Rows from a figure dataset:
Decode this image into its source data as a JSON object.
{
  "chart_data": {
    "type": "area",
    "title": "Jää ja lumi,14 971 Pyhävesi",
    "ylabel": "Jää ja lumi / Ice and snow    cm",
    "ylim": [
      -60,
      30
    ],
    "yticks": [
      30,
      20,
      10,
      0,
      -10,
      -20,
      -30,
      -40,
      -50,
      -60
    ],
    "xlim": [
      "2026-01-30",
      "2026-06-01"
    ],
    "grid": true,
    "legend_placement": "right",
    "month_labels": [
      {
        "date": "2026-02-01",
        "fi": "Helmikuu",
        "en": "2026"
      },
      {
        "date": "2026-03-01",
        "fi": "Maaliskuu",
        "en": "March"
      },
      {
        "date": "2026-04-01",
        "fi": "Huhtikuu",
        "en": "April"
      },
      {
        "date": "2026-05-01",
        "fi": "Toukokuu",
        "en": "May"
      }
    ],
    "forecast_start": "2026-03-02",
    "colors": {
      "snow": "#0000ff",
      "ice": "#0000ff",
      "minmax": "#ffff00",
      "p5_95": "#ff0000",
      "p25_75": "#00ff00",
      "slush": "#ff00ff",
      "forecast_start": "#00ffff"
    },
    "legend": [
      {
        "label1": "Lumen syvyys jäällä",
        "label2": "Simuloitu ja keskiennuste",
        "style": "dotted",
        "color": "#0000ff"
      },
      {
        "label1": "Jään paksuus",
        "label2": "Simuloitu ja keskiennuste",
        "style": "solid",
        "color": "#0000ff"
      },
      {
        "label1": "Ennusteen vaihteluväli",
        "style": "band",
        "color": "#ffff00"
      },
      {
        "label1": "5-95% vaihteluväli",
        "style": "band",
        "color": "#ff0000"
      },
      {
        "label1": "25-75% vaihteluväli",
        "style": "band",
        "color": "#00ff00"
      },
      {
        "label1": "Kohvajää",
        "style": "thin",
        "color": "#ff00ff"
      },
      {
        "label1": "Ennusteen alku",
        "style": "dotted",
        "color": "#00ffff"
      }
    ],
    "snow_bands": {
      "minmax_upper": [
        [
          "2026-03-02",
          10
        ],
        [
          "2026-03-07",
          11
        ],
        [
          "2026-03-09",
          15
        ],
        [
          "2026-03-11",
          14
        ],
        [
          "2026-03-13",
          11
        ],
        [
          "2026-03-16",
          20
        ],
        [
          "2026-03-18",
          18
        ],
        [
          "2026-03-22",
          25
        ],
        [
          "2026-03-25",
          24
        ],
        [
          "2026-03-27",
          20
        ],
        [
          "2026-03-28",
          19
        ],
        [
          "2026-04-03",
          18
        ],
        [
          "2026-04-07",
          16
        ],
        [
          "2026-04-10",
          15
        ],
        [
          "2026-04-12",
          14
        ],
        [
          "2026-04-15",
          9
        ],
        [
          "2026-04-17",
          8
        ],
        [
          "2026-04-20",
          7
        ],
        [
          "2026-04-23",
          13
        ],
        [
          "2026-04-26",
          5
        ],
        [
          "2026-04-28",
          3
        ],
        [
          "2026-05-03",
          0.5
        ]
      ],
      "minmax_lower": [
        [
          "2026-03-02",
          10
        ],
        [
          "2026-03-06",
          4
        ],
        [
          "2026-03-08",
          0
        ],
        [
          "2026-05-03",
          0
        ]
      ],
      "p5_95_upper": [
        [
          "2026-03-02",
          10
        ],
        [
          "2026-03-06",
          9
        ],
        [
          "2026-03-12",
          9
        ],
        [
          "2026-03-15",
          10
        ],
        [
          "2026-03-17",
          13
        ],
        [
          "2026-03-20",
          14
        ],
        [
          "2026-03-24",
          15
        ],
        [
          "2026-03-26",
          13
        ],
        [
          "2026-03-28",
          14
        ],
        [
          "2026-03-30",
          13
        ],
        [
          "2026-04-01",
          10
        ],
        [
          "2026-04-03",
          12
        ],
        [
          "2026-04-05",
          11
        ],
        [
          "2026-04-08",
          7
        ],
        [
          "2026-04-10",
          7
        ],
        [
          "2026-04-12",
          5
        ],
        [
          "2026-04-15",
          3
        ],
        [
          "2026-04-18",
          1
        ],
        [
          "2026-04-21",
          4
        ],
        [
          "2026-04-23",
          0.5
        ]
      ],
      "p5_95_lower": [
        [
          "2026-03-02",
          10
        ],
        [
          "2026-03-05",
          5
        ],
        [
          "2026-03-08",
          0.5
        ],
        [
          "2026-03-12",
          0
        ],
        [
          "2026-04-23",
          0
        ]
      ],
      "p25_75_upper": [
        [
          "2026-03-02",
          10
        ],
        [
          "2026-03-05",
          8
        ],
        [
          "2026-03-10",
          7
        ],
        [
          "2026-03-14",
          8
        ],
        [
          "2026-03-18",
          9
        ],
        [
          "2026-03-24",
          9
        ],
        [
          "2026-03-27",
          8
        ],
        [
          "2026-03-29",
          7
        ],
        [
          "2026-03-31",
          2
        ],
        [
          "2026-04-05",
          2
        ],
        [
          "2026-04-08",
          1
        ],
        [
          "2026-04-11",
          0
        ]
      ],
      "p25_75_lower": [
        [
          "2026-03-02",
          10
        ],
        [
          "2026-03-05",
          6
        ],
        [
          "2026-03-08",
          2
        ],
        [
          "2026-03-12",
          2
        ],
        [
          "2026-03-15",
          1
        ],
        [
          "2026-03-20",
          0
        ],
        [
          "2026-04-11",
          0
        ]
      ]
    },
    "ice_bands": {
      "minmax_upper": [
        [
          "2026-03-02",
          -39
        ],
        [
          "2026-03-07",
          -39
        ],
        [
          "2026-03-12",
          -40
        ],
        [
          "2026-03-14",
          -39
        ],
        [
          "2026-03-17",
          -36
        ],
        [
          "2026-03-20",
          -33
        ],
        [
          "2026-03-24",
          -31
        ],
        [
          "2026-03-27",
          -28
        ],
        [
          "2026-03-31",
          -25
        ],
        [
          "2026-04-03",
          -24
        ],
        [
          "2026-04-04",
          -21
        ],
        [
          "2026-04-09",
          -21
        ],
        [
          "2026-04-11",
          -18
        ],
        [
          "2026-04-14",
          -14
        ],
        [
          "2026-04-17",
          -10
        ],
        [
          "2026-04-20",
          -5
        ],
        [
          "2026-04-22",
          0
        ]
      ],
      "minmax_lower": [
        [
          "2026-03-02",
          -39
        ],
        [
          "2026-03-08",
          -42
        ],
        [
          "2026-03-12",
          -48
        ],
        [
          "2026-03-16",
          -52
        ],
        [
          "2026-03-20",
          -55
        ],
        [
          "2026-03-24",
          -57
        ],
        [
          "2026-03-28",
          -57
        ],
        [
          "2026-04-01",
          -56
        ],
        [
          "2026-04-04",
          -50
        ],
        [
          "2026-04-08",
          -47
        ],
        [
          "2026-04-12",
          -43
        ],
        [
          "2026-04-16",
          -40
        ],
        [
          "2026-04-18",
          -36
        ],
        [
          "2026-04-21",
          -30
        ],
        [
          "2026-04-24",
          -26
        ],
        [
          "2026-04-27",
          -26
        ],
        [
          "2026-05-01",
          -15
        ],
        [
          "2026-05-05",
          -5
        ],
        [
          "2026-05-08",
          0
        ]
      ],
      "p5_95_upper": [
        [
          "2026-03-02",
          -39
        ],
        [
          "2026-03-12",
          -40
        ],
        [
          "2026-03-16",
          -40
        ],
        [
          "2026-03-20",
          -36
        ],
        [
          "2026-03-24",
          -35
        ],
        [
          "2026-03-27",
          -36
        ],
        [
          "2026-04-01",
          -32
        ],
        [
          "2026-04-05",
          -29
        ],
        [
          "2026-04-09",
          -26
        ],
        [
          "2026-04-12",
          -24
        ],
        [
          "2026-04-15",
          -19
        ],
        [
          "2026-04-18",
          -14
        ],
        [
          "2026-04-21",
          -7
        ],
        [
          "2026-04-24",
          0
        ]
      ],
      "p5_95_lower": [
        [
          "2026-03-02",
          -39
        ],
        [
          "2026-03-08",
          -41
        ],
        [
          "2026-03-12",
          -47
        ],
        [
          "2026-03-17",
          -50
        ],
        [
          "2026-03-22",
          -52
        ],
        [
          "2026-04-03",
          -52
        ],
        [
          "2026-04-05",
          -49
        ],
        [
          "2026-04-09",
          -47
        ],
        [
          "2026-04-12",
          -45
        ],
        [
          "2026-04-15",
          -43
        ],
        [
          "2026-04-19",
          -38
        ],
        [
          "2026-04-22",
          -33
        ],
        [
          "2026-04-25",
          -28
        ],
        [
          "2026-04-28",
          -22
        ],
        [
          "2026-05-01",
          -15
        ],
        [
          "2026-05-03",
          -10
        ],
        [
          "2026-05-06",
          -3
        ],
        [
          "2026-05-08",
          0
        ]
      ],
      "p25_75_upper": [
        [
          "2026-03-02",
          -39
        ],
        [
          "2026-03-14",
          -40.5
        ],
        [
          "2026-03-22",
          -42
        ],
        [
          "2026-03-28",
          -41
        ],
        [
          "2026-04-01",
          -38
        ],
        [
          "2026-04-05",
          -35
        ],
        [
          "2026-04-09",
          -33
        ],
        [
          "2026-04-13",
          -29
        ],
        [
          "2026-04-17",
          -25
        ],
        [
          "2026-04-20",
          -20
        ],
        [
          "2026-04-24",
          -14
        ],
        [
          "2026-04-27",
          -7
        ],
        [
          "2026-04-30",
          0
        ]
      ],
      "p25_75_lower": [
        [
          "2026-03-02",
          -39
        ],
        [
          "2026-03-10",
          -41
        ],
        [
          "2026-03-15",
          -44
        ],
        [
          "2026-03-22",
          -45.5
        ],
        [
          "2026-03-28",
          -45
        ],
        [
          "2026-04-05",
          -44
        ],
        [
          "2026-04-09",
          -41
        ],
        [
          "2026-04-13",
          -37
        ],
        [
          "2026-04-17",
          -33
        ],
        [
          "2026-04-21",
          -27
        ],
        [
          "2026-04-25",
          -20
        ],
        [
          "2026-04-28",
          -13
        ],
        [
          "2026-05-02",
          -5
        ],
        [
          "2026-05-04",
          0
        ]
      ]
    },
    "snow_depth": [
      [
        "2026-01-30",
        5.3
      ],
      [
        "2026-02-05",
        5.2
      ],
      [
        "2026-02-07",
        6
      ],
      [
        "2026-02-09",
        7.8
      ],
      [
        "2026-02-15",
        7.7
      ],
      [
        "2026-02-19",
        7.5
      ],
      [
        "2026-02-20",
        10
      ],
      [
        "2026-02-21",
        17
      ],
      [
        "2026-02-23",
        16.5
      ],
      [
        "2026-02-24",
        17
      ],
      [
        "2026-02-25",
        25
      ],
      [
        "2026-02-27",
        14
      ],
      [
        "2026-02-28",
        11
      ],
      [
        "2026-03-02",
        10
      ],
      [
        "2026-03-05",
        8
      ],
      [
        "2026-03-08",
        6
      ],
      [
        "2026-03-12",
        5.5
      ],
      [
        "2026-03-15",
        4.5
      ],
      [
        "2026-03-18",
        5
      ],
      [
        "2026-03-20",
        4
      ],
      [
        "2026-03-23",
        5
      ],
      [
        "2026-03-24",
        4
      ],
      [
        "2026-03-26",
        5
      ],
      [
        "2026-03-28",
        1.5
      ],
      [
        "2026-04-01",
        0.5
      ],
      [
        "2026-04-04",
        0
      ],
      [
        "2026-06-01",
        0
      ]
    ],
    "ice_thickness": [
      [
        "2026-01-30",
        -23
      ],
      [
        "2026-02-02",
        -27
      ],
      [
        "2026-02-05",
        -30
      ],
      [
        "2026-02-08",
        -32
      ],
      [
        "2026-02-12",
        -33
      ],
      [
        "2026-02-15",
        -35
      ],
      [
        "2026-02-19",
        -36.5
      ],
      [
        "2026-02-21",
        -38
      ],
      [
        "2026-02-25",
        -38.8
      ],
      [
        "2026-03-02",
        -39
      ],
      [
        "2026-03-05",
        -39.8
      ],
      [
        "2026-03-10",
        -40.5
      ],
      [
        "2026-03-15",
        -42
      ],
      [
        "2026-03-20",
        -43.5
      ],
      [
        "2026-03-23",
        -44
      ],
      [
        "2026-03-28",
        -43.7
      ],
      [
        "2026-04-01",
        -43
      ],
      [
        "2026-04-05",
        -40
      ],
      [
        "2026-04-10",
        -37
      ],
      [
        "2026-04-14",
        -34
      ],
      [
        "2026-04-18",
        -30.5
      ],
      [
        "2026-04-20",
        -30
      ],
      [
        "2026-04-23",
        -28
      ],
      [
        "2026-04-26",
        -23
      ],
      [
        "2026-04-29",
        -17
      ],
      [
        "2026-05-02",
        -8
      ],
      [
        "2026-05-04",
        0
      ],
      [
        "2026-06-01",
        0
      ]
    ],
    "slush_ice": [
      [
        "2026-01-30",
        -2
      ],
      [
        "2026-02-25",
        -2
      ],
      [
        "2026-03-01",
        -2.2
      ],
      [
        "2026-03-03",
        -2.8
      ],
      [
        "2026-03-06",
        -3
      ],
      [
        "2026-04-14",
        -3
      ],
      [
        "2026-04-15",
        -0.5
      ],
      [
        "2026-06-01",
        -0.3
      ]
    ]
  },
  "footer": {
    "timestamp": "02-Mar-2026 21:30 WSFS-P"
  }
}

AIM OF THE EXERCISE:
Copy each line of the records that contains the word "vaihteluväli".

EXERCISE OUTPUT:
        "label1": "Ennusteen vaihteluväli",
        "label1": "5-95% vaihteluväli",
        "label1": "25-75% vaihteluväli",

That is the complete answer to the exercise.